▸ **DATASET RECORDS**:
======

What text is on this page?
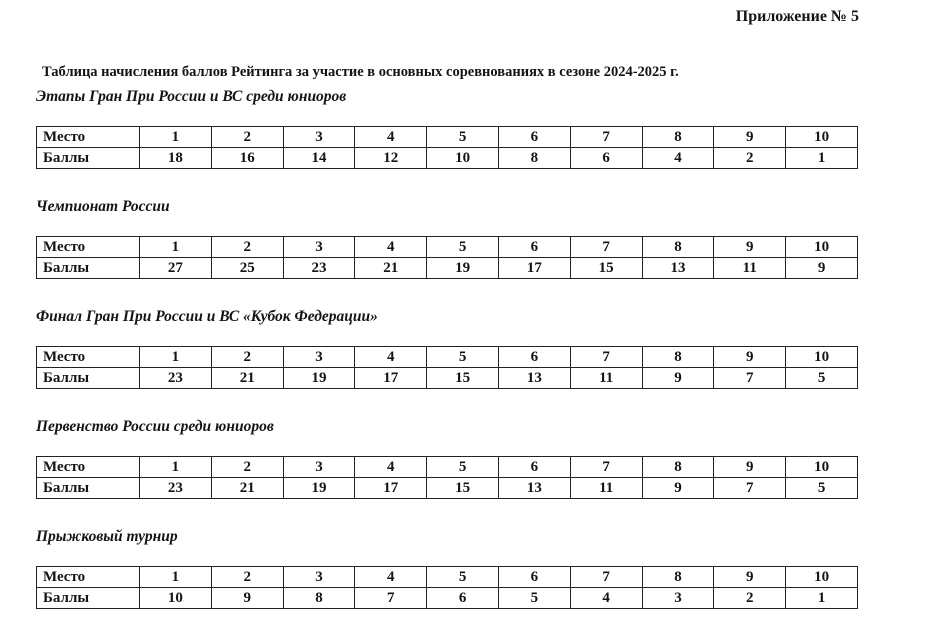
Приложение № 5
Таблица начисления баллов Рейтинга за участие в основных соревнованиях в сезоне 2024-2025 г.
Этапы Гран При России и ВС среди юниоров
Место	1	2	3	4	5	6	7	8	9	10
Баллы	18	16	14	12	10	8	6	4	2	1
Чемпионат России
Место	1	2	3	4	5	6	7	8	9	10
Баллы	27	25	23	21	19	17	15	13	11	9
Финал Гран При России и ВС «Кубок Федерации»
Место	1	2	3	4	5	6	7	8	9	10
Баллы	23	21	19	17	15	13	11	9	7	5
Первенство России среди юниоров
Место	1	2	3	4	5	6	7	8	9	10
Баллы	23	21	19	17	15	13	11	9	7	5
Прыжковый турнир
Место	1	2	3	4	5	6	7	8	9	10
Баллы	10	9	8	7	6	5	4	3	2	1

======

▸ **EXERCISE DETAILS**:
Tally the lines of the records holding the word "среди", then give only the resulting number.

▸ **SOLUTION FOR THIS PROBLEM**:
2